- _The exercise_: Count how many lines of the data include "array". The answer is that number and nothing else.

- _Data for this exercise_:
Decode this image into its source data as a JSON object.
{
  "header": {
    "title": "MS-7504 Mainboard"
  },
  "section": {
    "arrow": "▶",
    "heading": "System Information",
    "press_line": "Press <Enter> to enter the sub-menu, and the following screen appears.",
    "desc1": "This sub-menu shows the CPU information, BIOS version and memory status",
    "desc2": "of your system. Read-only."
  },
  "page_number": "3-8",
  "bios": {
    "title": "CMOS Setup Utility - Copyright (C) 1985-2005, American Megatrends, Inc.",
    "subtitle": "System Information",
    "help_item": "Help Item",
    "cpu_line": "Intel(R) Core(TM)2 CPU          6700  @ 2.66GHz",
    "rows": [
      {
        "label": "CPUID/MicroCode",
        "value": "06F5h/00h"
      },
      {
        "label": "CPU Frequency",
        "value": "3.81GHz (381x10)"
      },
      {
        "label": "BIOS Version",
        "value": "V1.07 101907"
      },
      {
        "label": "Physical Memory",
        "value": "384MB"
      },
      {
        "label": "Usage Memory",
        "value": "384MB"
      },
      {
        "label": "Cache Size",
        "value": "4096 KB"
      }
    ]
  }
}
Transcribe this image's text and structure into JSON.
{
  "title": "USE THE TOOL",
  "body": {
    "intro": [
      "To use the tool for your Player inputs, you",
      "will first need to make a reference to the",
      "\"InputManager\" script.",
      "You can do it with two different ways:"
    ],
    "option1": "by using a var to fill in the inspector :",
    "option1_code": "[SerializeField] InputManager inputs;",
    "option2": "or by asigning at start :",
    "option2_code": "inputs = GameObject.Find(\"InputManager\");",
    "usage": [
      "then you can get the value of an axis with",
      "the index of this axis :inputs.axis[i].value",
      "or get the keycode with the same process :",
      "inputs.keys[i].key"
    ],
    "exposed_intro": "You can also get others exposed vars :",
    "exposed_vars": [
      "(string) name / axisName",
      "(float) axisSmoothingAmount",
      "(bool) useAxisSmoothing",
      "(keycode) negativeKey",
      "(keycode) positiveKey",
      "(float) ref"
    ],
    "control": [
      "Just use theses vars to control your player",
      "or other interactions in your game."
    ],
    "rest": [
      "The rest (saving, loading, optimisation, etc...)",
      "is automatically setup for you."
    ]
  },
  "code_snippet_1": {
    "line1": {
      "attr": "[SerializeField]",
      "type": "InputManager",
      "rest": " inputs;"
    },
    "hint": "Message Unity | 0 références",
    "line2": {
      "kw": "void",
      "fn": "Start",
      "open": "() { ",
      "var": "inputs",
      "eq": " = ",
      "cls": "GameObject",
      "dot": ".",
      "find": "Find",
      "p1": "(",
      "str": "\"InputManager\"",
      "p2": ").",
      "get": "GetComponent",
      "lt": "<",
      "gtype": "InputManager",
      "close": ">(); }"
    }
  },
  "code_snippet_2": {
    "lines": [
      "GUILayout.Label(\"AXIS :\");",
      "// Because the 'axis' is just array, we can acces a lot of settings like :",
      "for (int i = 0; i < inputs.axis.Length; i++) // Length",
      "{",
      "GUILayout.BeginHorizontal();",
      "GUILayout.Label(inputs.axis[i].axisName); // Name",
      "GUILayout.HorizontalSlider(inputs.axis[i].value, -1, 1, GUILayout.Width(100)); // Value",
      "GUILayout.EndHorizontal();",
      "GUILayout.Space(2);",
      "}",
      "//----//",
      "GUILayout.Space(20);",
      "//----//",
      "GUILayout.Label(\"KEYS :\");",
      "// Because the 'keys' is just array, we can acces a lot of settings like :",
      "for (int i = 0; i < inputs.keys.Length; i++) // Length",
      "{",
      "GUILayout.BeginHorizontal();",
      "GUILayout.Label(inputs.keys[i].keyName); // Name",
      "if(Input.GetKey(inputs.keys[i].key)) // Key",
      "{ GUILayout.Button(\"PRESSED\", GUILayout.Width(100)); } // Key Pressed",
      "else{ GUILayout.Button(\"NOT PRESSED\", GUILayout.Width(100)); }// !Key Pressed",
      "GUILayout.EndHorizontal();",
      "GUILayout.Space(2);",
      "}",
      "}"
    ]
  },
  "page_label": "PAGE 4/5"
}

- _Task response_: 2